■ Problem details
Every line below that includes "approvisionnement" counts toward the total. Report that total alone.

:: Excerpted records ::

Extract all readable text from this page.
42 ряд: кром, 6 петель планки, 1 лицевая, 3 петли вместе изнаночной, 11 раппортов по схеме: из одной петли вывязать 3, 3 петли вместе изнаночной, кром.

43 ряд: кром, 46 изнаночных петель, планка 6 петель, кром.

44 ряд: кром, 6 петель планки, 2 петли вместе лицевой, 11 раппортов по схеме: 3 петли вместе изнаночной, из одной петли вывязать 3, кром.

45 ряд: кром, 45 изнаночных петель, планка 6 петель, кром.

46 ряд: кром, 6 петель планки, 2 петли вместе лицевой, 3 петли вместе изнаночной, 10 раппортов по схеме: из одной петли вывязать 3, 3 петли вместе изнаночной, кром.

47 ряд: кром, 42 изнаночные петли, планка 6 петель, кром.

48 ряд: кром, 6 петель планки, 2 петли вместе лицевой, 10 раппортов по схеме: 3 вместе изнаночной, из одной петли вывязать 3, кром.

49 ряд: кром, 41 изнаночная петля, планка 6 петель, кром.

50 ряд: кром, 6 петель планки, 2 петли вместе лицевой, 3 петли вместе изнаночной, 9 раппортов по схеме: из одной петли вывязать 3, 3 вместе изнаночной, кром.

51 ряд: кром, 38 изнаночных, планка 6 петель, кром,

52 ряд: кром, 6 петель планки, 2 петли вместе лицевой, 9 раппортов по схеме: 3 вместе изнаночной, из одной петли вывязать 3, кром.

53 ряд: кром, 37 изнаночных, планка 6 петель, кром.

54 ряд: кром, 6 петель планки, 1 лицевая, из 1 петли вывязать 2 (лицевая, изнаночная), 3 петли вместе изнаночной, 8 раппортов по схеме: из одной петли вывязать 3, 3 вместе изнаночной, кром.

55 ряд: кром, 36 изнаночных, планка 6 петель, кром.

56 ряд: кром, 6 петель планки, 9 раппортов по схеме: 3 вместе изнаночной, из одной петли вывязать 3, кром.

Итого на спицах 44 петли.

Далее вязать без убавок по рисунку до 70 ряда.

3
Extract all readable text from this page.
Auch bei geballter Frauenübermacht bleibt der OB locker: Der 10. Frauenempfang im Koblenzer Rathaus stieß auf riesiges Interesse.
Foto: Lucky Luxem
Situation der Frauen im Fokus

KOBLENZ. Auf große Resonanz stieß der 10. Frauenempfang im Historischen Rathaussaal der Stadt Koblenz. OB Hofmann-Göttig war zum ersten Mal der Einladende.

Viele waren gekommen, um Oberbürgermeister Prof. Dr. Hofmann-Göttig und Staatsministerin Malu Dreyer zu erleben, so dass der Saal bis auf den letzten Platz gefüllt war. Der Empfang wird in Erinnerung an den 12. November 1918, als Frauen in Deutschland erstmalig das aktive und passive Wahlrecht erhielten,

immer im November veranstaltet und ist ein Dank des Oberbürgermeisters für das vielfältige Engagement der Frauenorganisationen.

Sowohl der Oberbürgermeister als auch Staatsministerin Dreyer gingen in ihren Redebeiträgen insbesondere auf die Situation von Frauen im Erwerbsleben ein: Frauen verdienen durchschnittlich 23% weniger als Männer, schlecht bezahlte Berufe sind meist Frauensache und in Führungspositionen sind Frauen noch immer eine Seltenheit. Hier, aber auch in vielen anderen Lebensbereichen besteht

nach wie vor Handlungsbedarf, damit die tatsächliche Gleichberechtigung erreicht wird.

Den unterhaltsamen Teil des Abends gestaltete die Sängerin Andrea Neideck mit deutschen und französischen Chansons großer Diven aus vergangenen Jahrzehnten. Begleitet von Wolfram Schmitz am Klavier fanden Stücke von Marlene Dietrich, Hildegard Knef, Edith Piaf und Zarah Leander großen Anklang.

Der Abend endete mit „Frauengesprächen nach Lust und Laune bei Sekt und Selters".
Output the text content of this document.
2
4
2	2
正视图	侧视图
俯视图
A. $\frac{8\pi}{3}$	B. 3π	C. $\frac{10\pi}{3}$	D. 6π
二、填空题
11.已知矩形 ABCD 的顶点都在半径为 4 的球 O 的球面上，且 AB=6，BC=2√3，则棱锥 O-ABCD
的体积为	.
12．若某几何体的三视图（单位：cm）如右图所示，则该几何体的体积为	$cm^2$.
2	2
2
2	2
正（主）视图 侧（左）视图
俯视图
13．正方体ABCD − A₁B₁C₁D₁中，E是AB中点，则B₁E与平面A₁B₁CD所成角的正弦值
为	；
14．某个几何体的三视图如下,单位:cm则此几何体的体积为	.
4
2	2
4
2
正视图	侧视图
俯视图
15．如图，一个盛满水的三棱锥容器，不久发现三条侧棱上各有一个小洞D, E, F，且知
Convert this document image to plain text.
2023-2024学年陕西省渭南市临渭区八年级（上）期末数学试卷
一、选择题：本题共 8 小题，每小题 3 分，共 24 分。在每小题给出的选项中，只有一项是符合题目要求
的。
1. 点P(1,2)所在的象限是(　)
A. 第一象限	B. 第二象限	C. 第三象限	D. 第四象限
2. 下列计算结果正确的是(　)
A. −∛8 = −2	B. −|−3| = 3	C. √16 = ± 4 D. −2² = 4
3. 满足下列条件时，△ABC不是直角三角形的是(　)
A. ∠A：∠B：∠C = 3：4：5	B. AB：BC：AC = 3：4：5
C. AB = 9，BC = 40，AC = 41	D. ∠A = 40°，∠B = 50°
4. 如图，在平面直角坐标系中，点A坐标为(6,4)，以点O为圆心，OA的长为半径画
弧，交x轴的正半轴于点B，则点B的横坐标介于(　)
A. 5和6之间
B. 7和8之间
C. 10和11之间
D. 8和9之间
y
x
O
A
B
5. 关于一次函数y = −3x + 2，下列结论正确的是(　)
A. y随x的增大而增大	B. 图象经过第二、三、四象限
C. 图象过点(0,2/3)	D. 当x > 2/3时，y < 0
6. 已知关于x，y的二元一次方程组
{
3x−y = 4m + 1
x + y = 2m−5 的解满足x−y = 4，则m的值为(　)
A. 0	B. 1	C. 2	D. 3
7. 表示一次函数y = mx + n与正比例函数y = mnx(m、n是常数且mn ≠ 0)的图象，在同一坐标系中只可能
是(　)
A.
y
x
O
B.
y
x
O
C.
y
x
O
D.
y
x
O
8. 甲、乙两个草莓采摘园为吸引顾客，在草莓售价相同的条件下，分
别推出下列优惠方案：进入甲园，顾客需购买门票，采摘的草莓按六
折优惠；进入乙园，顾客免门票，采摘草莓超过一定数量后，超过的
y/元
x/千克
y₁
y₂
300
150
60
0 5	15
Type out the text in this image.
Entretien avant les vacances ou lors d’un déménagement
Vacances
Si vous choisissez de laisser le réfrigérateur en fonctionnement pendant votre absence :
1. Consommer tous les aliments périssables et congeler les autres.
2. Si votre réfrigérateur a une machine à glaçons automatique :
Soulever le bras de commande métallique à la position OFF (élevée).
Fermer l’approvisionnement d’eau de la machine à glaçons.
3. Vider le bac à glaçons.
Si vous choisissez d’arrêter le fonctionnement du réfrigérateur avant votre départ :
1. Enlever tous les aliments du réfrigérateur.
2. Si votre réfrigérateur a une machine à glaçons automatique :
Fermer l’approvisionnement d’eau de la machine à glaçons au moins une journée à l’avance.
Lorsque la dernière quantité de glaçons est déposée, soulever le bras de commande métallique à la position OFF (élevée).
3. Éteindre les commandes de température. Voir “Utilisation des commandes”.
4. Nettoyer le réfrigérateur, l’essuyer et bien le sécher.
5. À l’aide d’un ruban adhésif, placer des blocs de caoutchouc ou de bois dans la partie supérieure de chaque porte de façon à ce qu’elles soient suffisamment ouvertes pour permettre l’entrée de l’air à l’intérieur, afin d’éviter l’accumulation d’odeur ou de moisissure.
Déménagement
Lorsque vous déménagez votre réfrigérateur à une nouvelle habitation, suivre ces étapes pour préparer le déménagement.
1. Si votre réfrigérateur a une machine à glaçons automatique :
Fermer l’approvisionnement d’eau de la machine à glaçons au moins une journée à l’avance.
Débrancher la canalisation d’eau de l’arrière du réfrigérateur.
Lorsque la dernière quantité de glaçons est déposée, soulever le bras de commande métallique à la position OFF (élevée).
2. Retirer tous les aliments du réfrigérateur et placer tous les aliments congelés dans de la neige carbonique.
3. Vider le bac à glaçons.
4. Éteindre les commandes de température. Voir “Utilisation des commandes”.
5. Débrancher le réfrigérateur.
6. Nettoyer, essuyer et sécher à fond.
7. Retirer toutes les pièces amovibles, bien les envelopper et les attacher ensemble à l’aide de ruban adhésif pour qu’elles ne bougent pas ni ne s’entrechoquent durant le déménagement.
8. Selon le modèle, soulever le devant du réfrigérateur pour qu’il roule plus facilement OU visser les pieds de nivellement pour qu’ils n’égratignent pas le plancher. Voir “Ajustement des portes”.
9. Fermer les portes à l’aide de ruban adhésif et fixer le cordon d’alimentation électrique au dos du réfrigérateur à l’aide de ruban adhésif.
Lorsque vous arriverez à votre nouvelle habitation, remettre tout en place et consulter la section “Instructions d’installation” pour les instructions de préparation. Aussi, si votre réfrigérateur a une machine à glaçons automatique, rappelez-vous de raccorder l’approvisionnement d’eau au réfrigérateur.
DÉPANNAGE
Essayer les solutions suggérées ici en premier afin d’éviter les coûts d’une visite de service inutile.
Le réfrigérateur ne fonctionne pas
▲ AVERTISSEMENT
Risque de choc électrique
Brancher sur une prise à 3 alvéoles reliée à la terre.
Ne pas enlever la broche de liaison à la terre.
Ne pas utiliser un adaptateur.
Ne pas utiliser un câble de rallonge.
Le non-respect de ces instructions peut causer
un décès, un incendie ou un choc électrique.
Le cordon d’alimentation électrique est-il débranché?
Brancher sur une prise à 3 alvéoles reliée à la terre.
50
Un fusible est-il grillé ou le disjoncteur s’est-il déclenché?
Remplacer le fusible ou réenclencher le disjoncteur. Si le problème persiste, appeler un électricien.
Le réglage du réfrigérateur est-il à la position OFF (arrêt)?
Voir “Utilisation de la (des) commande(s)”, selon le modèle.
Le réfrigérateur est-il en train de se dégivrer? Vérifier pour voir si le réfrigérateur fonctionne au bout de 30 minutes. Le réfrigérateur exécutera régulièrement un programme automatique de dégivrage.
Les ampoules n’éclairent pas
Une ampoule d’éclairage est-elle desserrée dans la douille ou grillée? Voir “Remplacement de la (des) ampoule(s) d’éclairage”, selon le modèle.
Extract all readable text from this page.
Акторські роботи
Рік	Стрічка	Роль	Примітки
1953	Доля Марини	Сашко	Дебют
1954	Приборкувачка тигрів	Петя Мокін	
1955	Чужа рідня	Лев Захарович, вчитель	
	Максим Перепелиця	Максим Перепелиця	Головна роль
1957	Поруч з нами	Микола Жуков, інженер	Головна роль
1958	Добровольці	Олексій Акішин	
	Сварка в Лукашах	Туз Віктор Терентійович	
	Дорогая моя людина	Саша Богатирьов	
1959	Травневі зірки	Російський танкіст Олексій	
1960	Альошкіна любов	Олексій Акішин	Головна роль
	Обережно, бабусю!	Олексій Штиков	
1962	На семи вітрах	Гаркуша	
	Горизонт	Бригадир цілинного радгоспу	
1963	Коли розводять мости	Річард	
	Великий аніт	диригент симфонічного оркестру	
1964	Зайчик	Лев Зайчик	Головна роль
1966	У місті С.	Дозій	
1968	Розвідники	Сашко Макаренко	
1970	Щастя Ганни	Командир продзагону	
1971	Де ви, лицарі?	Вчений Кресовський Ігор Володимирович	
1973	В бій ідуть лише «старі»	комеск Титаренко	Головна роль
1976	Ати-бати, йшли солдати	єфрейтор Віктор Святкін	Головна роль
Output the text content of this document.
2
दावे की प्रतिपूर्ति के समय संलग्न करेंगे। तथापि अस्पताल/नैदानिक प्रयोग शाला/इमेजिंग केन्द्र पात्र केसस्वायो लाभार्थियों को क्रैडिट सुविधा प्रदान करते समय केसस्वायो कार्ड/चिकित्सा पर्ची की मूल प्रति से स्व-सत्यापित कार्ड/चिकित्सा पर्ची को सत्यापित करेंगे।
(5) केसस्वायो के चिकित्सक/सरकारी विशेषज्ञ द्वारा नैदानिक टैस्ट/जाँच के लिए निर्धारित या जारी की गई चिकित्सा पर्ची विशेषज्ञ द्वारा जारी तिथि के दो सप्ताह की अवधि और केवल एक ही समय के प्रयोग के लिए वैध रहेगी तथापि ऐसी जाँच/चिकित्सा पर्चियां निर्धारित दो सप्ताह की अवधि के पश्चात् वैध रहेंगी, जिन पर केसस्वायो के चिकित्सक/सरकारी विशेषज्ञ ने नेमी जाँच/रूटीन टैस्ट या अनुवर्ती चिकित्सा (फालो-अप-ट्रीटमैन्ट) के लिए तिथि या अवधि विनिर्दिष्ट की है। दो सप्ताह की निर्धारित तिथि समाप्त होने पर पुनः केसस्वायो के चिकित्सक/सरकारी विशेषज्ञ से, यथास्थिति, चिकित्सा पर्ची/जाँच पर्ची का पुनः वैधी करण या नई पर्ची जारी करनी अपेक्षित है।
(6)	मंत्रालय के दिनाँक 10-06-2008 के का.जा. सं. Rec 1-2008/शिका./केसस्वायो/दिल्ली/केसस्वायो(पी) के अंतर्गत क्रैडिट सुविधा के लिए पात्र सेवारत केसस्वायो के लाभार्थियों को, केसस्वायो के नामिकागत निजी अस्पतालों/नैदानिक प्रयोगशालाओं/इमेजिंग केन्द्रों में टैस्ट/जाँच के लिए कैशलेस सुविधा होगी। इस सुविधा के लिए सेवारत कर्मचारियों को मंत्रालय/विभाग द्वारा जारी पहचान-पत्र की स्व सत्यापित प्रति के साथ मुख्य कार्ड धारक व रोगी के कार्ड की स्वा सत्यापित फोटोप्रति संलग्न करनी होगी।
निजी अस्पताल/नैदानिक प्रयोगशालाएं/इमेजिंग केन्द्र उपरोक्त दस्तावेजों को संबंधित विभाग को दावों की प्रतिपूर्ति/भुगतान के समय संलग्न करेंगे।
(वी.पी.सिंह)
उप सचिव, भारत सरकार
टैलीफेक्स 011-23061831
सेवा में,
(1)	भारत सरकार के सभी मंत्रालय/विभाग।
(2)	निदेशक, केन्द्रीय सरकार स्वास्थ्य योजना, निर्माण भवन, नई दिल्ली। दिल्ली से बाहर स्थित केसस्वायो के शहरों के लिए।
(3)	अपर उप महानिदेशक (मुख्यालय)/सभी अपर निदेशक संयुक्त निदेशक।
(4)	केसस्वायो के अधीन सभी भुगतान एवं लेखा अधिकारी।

:::

■ Written answer
4